### Problem statement
Copy the entries from the first line through the line containing "771, 776, 783]", changing every "svg-text" to "text-node" and keeping everything else the same; give only those lines.

### Items

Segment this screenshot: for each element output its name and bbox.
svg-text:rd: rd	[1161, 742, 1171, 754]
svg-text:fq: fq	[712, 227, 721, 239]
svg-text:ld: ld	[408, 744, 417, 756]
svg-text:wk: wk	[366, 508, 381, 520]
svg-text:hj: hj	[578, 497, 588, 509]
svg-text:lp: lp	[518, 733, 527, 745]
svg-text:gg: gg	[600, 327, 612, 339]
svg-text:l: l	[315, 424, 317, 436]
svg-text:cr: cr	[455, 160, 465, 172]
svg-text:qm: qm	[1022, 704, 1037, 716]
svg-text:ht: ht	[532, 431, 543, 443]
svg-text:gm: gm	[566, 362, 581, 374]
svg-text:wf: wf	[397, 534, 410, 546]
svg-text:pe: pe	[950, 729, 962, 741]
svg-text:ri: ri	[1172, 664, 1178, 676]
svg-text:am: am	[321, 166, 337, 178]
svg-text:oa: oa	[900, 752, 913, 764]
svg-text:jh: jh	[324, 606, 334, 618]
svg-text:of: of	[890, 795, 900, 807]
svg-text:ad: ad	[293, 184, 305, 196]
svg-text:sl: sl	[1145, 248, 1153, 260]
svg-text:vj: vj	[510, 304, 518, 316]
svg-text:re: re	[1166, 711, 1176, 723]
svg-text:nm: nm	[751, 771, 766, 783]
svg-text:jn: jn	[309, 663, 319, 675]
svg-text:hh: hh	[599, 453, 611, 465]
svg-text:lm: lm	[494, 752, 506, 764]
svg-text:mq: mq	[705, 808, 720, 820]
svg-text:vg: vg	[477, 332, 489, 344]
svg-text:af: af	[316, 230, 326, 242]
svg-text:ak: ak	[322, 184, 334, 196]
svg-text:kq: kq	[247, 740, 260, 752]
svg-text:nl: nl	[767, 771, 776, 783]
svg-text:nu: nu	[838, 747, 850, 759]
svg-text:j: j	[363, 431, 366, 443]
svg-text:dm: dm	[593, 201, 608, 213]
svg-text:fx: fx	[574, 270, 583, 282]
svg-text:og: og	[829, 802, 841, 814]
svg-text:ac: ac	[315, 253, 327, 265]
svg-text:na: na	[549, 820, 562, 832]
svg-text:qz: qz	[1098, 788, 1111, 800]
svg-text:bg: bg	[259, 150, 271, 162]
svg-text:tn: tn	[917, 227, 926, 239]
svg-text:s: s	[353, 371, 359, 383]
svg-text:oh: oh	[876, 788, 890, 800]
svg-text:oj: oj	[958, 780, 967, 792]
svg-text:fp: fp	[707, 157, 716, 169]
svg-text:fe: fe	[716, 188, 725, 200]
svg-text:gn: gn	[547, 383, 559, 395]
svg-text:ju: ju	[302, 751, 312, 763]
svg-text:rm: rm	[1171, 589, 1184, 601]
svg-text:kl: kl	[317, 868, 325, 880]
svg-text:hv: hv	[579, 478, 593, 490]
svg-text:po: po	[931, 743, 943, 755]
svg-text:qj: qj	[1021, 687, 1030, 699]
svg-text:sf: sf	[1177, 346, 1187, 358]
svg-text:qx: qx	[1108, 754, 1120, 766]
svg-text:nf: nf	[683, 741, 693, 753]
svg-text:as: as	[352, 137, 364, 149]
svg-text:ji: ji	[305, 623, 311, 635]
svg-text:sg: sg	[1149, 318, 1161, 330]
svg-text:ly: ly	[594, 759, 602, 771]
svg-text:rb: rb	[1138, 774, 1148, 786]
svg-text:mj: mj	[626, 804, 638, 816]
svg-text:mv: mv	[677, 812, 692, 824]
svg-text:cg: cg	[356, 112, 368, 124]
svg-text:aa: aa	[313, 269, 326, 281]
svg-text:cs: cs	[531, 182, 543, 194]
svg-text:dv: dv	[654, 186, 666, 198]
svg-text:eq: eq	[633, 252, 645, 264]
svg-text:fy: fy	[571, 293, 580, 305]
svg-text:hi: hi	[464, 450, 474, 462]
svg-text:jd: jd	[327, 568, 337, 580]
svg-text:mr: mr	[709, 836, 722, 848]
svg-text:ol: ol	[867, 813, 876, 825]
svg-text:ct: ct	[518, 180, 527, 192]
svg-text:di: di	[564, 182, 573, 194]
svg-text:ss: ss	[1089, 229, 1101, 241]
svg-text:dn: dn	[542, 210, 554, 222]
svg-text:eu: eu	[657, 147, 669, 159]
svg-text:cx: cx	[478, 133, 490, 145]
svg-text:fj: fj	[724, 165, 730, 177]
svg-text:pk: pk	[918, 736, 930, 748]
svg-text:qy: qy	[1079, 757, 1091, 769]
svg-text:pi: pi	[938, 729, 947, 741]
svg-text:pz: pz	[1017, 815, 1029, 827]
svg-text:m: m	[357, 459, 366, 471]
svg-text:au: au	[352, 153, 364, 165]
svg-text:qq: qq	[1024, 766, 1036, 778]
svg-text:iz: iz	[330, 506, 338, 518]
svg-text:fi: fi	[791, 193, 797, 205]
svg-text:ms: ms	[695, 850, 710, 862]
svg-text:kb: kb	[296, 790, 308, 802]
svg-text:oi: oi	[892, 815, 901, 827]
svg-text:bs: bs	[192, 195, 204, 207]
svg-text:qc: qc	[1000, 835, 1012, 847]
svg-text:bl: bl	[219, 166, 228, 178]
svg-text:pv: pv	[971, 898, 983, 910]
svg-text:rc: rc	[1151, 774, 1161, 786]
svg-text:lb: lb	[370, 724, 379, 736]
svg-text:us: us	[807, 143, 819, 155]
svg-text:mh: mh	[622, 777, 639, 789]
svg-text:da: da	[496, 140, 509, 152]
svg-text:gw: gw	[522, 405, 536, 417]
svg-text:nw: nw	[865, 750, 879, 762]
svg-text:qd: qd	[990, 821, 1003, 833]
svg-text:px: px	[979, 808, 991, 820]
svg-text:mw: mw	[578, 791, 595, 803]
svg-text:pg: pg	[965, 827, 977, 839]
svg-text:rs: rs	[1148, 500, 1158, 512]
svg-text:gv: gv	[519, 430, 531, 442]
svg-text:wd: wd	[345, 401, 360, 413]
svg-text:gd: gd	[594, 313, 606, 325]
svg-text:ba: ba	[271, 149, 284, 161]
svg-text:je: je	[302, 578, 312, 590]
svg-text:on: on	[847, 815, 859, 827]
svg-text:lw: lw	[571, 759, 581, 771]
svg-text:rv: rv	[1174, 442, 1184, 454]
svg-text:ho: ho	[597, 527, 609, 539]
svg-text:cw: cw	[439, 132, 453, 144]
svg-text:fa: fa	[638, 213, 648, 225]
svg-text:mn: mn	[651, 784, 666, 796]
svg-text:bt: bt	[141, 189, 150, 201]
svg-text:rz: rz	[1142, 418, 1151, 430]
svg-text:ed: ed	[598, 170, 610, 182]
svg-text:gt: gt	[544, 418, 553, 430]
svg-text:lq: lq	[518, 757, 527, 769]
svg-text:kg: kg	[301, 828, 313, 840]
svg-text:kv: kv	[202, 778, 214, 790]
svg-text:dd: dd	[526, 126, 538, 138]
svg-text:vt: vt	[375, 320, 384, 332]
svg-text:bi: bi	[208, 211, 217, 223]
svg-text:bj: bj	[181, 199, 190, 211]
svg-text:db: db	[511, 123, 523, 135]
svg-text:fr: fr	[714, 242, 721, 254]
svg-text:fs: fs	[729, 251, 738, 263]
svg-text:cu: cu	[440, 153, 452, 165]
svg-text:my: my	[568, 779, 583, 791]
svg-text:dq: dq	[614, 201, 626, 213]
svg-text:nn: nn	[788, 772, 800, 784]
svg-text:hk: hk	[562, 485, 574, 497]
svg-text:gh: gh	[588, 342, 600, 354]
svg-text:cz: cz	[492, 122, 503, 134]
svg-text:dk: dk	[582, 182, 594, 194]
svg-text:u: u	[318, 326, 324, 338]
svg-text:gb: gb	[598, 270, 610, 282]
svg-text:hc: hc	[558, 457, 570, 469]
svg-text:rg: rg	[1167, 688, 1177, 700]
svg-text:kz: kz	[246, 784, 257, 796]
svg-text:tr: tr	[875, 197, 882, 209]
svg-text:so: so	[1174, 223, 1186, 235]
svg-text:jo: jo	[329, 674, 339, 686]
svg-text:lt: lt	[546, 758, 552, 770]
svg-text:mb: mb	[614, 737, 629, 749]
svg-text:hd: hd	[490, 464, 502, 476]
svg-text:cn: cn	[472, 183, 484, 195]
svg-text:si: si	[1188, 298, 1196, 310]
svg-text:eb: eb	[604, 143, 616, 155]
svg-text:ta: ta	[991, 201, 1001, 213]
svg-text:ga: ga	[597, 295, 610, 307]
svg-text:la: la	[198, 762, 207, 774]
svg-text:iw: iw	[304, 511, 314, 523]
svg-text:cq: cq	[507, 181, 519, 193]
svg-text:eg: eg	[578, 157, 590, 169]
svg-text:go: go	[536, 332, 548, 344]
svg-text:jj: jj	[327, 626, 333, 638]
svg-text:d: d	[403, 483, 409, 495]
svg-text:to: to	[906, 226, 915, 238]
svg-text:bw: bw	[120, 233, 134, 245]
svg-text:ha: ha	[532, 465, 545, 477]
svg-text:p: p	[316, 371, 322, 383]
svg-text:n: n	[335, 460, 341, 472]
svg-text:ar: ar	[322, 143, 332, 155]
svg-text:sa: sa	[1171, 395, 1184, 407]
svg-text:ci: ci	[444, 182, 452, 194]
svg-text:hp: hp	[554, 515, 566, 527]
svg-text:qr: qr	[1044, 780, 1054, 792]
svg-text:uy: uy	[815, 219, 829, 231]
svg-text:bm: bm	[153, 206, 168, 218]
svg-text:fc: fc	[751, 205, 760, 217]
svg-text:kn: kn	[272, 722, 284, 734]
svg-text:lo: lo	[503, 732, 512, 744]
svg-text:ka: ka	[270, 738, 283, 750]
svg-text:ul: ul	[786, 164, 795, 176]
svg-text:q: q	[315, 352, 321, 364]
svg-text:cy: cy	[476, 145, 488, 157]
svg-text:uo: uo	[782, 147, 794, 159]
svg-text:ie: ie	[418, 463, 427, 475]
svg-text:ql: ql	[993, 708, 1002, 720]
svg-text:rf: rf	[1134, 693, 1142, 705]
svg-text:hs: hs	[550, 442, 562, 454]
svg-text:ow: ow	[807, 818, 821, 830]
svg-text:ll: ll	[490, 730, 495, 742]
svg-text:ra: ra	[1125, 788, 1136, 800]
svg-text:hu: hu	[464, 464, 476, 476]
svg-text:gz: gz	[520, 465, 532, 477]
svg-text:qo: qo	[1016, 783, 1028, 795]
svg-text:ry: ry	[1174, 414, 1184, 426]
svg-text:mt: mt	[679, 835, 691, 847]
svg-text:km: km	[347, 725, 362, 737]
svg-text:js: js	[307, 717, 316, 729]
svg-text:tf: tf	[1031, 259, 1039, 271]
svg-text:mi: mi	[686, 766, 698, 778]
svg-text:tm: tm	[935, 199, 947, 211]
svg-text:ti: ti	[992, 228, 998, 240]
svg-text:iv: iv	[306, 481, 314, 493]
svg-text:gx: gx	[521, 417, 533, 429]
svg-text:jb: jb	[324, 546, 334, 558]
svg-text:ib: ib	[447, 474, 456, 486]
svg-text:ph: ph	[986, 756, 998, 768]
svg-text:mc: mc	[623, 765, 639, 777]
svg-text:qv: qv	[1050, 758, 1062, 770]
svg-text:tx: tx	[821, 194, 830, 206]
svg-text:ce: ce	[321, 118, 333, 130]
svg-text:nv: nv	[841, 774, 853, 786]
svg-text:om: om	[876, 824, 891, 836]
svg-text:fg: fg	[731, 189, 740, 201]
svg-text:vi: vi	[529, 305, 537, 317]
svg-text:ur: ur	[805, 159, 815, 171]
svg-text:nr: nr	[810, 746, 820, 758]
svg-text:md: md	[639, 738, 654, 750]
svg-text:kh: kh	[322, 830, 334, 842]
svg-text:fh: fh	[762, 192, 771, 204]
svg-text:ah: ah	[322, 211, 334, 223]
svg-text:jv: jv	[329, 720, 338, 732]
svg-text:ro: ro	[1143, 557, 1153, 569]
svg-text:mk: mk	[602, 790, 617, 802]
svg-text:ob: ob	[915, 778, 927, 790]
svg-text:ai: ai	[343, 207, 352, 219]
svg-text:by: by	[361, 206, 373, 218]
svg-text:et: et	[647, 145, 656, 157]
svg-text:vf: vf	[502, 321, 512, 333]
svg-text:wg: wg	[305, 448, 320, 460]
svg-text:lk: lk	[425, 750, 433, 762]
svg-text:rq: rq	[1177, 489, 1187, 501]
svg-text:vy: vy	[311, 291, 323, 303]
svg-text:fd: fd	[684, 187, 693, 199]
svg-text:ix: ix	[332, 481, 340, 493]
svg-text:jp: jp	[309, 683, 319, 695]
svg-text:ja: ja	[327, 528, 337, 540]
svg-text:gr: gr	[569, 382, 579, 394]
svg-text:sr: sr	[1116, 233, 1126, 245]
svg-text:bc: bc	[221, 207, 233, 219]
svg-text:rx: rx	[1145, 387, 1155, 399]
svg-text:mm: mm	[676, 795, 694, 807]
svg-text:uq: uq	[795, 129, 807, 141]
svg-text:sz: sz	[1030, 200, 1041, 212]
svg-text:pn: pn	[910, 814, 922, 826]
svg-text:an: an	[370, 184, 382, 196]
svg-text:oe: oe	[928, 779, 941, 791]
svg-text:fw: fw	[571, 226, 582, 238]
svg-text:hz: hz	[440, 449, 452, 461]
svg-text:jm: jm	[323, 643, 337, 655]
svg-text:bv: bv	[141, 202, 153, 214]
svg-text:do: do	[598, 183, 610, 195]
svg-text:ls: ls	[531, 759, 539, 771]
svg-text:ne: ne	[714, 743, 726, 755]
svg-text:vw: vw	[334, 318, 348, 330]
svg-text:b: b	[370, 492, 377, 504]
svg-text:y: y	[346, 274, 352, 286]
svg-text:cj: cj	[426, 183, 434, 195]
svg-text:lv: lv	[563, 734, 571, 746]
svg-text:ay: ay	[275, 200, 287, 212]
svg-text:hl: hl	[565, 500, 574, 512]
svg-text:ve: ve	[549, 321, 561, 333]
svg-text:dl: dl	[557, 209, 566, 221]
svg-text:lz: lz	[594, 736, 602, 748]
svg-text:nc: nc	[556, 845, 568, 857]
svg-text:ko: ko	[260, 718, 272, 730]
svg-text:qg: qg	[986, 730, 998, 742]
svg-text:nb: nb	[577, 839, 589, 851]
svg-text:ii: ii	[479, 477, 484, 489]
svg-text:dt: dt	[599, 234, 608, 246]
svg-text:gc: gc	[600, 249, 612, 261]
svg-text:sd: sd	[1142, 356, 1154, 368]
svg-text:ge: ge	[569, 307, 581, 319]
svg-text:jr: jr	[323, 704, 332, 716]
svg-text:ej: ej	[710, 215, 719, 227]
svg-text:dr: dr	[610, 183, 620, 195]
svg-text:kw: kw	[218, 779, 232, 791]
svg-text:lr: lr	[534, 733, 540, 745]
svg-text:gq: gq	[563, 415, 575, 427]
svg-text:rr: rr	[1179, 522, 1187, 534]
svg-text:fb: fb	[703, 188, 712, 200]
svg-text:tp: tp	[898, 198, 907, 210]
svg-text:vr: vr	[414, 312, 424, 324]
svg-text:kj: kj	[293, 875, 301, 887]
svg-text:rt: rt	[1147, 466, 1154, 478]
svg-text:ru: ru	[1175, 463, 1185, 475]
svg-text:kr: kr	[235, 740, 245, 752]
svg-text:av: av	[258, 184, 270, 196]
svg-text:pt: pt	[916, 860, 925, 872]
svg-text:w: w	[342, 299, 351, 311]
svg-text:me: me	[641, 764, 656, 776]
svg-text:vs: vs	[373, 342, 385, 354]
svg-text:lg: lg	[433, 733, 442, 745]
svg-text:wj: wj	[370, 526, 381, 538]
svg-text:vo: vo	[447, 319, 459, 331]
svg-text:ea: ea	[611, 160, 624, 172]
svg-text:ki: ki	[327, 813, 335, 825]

### Exercise answer
Segment this screenshot: for each element output its name and bbox.
text-node:rd: rd	[1161, 742, 1171, 754]
text-node:fq: fq	[712, 227, 721, 239]
text-node:ld: ld	[408, 744, 417, 756]
text-node:wk: wk	[366, 508, 381, 520]
text-node:hj: hj	[578, 497, 588, 509]
text-node:lp: lp	[518, 733, 527, 745]
text-node:gg: gg	[600, 327, 612, 339]
text-node:l: l	[315, 424, 317, 436]
text-node:cr: cr	[455, 160, 465, 172]
text-node:qm: qm	[1022, 704, 1037, 716]
text-node:ht: ht	[532, 431, 543, 443]
text-node:gm: gm	[566, 362, 581, 374]
text-node:wf: wf	[397, 534, 410, 546]
text-node:pe: pe	[950, 729, 962, 741]
text-node:ri: ri	[1172, 664, 1178, 676]
text-node:am: am	[321, 166, 337, 178]
text-node:oa: oa	[900, 752, 913, 764]
text-node:jh: jh	[324, 606, 334, 618]
text-node:of: of	[890, 795, 900, 807]
text-node:ad: ad	[293, 184, 305, 196]
text-node:sl: sl	[1145, 248, 1153, 260]
text-node:vj: vj	[510, 304, 518, 316]
text-node:re: re	[1166, 711, 1176, 723]
text-node:nm: nm	[751, 771, 766, 783]
text-node:jn: jn	[309, 663, 319, 675]
text-node:hh: hh	[599, 453, 611, 465]
text-node:lm: lm	[494, 752, 506, 764]
text-node:mq: mq	[705, 808, 720, 820]
text-node:vg: vg	[477, 332, 489, 344]
text-node:af: af	[316, 230, 326, 242]
text-node:ak: ak	[322, 184, 334, 196]
text-node:kq: kq	[247, 740, 260, 752]
text-node:nl: nl	[767, 771, 776, 783]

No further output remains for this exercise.